== INSTRUCTION ==
Write out the listing below again, precisely as it is given.

== DATASET RECORDS ==
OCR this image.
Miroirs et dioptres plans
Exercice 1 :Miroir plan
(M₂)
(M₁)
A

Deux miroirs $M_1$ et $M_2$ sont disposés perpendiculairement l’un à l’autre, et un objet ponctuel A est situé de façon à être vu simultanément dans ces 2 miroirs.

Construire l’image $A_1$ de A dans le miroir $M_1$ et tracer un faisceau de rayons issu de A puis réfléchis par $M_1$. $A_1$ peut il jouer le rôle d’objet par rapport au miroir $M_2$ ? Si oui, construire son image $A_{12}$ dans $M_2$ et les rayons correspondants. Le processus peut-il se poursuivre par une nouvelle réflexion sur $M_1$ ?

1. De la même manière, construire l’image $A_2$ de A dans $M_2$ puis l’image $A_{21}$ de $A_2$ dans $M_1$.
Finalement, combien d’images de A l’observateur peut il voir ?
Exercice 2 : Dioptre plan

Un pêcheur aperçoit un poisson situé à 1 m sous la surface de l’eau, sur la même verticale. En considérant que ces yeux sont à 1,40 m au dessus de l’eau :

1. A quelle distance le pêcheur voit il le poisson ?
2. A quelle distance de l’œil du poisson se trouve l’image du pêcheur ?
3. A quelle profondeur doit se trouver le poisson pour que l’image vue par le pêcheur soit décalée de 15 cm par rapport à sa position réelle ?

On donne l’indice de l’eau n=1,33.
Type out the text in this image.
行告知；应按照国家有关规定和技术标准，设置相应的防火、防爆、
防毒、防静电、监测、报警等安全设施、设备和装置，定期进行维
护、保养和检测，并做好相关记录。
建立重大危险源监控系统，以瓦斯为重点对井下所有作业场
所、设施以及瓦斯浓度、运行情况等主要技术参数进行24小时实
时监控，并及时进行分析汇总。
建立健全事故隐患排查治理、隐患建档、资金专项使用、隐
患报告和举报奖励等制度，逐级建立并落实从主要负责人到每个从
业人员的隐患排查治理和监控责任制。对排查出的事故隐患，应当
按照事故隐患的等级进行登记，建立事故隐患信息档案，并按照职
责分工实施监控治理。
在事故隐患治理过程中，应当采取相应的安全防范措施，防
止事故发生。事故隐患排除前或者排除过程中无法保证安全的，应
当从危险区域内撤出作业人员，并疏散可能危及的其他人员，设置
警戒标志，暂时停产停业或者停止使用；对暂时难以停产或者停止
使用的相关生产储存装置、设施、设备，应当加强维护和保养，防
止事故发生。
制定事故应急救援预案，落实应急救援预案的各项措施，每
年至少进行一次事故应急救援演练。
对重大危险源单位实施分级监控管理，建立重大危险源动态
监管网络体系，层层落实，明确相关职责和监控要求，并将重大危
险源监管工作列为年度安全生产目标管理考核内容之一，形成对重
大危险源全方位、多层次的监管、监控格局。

== THE SOLUTION ==
OCR this image.
Miroirs et dioptres plans
Exercice 1 :Miroir plan
(M₂)
(M₁)
A

Deux miroirs $M_1$ et $M_2$ sont disposés perpendiculairement l’un à l’autre, et un objet ponctuel A est situé de façon à être vu simultanément dans ces 2 miroirs.

Construire l’image $A_1$ de A dans le miroir $M_1$ et tracer un faisceau de rayons issu de A puis réfléchis par $M_1$. $A_1$ peut il jouer le rôle d’objet par rapport au miroir $M_2$ ? Si oui, construire son image $A_{12}$ dans $M_2$ et les rayons correspondants. Le processus peut-il se poursuivre par une nouvelle réflexion sur $M_1$ ?

1. De la même manière, construire l’image $A_2$ de A dans $M_2$ puis l’image $A_{21}$ de $A_2$ dans $M_1$.
Finalement, combien d’images de A l’observateur peut il voir ?
Exercice 2 : Dioptre plan

Un pêcheur aperçoit un poisson situé à 1 m sous la surface de l’eau, sur la même verticale. En considérant que ces yeux sont à 1,40 m au dessus de l’eau :

1. A quelle distance le pêcheur voit il le poisson ?
2. A quelle distance de l’œil du poisson se trouve l’image du pêcheur ?
3. A quelle profondeur doit se trouver le poisson pour que l’image vue par le pêcheur soit décalée de 15 cm par rapport à sa position réelle ?

On donne l’indice de l’eau n=1,33.
Type out the text in this image.
行告知；应按照国家有关规定和技术标准，设置相应的防火、防爆、
防毒、防静电、监测、报警等安全设施、设备和装置，定期进行维
护、保养和检测，并做好相关记录。
建立重大危险源监控系统，以瓦斯为重点对井下所有作业场
所、设施以及瓦斯浓度、运行情况等主要技术参数进行24小时实
时监控，并及时进行分析汇总。
建立健全事故隐患排查治理、隐患建档、资金专项使用、隐
患报告和举报奖励等制度，逐级建立并落实从主要负责人到每个从
业人员的隐患排查治理和监控责任制。对排查出的事故隐患，应当
按照事故隐患的等级进行登记，建立事故隐患信息档案，并按照职
责分工实施监控治理。
在事故隐患治理过程中，应当采取相应的安全防范措施，防
止事故发生。事故隐患排除前或者排除过程中无法保证安全的，应
当从危险区域内撤出作业人员，并疏散可能危及的其他人员，设置
警戒标志，暂时停产停业或者停止使用；对暂时难以停产或者停止
使用的相关生产储存装置、设施、设备，应当加强维护和保养，防
止事故发生。
制定事故应急救援预案，落实应急救援预案的各项措施，每
年至少进行一次事故应急救援演练。
对重大危险源单位实施分级监控管理，建立重大危险源动态
监管网络体系，层层落实，明确相关职责和监控要求，并将重大危
险源监管工作列为年度安全生产目标管理考核内容之一，形成对重
大危险源全方位、多层次的监管、监控格局。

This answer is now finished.